• [Description of the task]: Pick out every line holding the string "locations" and copy it.

• [Records for this exercise]:
■ ■ ■ ■ ■

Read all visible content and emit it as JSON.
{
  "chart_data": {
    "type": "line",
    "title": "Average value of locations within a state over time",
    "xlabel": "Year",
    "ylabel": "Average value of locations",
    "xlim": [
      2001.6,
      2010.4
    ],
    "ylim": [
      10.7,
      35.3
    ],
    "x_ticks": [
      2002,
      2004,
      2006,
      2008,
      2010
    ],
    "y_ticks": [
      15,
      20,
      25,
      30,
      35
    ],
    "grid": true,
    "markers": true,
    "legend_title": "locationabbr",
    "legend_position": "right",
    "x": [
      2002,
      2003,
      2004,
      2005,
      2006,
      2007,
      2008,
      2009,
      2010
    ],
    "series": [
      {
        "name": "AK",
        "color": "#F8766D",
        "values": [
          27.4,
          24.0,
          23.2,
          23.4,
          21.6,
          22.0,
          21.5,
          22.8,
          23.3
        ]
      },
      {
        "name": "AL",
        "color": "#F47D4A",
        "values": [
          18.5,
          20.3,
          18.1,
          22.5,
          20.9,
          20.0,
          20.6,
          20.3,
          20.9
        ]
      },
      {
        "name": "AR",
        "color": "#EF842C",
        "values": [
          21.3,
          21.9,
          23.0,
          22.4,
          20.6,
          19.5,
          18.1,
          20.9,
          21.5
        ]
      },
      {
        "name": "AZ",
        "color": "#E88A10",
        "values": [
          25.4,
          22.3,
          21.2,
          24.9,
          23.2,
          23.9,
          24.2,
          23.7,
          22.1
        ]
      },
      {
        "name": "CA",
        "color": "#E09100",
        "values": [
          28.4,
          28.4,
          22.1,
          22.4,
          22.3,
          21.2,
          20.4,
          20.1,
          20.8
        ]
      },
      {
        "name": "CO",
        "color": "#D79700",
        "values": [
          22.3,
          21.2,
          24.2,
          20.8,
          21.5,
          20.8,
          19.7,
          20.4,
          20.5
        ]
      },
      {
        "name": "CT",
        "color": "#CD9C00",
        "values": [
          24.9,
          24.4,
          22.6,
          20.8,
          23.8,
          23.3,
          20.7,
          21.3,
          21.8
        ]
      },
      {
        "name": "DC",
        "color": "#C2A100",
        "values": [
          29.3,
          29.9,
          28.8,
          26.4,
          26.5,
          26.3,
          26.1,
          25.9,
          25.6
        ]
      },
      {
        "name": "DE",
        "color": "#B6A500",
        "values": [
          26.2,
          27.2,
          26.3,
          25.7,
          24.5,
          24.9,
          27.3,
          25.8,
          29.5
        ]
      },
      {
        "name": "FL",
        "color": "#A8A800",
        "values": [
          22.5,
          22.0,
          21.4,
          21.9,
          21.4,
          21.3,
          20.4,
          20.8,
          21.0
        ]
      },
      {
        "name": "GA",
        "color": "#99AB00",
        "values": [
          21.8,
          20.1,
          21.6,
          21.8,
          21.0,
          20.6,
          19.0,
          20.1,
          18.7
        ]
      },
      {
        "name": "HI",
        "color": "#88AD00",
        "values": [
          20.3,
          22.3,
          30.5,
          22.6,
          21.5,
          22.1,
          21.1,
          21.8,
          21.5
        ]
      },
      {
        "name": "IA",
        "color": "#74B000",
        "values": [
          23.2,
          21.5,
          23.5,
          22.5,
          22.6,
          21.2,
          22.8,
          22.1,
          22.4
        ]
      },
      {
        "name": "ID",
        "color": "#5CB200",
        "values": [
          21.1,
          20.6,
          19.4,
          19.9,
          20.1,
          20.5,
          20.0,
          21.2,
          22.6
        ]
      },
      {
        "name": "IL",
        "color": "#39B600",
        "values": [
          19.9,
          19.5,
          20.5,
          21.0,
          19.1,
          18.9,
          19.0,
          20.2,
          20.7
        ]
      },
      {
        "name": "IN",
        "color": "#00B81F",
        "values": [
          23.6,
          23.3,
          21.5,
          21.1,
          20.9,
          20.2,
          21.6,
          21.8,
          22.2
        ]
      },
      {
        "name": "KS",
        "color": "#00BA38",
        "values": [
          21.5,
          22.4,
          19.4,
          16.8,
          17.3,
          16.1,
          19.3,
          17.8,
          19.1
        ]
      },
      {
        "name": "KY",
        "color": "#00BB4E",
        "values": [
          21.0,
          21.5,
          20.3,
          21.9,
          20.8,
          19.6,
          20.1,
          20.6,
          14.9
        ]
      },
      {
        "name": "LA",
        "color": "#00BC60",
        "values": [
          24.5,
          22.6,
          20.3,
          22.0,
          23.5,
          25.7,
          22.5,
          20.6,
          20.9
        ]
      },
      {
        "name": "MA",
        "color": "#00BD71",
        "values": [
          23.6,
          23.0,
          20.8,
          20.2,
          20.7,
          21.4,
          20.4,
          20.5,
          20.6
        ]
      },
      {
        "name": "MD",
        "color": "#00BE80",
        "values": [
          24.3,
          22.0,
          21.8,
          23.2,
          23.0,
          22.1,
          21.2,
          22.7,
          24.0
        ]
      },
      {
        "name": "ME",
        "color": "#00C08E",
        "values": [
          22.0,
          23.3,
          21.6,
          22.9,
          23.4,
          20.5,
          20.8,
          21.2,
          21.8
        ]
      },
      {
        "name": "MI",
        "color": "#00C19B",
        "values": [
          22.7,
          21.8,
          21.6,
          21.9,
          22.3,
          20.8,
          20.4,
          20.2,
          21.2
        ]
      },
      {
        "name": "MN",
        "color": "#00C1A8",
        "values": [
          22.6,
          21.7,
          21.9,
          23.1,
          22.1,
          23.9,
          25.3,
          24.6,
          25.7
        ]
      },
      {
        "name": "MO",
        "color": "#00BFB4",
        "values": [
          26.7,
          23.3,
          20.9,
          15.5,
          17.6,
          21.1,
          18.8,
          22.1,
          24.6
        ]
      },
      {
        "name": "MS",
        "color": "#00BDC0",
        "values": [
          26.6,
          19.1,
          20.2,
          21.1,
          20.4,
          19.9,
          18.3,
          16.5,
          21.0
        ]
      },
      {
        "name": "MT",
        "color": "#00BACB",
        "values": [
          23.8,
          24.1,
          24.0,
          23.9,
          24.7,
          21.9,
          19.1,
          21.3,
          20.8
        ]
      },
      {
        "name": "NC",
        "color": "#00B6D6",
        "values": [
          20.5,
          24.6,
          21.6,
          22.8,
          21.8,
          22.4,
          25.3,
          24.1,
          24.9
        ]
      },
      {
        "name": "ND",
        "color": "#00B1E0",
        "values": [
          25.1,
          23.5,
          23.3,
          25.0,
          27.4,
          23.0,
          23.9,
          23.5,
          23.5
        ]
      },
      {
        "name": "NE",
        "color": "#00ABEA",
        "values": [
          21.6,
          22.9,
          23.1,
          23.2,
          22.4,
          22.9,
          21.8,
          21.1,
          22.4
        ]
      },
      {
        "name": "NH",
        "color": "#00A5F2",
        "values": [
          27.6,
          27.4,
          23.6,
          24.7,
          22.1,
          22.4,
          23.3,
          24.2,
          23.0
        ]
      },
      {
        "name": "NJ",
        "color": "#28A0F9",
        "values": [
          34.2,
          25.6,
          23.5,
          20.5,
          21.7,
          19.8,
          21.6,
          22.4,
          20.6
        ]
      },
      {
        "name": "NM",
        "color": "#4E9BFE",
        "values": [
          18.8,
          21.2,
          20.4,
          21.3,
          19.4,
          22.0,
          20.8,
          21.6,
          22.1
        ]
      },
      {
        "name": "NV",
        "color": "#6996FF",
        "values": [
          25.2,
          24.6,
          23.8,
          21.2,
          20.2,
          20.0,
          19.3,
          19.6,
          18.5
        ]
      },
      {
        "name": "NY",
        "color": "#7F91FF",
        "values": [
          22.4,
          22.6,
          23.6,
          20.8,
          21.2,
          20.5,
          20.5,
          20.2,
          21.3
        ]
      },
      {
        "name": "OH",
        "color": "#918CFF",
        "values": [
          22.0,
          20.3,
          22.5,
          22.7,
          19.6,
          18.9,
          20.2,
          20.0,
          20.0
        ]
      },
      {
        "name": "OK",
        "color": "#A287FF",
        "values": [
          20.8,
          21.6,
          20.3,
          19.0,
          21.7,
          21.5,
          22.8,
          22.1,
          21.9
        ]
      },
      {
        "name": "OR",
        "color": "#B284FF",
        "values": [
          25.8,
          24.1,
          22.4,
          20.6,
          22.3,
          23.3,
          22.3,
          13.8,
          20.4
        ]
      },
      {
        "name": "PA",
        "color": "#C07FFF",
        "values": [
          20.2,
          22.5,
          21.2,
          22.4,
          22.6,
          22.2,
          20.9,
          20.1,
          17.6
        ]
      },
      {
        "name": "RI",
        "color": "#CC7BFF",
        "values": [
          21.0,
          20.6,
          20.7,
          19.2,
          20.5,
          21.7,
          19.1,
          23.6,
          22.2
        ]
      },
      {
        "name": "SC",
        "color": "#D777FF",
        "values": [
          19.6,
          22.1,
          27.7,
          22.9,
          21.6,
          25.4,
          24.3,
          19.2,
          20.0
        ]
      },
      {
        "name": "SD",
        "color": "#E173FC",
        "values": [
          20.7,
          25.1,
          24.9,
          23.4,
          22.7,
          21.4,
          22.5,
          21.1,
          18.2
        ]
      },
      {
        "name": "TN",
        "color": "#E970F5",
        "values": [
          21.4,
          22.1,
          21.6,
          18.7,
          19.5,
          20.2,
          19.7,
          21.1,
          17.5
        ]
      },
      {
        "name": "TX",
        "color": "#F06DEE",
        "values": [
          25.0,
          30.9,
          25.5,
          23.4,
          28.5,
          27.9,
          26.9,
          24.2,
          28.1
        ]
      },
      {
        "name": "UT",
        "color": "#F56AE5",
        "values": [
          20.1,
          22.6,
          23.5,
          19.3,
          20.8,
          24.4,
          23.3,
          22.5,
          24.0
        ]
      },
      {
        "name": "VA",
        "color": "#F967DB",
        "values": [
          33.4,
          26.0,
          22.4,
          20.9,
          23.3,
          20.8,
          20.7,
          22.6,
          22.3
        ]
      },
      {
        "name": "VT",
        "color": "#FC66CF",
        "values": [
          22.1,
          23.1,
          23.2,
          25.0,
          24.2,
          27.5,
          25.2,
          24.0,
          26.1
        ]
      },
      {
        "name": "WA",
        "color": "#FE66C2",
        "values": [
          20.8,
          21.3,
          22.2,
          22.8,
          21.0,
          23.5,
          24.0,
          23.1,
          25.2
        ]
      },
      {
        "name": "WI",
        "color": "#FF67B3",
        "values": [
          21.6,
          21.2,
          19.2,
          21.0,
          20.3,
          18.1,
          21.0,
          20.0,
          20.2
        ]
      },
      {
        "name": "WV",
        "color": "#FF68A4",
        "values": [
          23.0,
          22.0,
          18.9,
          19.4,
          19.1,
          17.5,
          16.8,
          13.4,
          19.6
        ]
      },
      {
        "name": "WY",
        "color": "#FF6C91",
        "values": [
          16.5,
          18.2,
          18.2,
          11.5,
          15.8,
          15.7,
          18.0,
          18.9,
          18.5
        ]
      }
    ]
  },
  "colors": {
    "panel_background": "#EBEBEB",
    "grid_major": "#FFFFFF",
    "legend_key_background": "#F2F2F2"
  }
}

■ ■ ■ ■ ■

• [Completed task]:
    "title": "Average value of locations within a state over time",
    "ylabel": "Average value of locations",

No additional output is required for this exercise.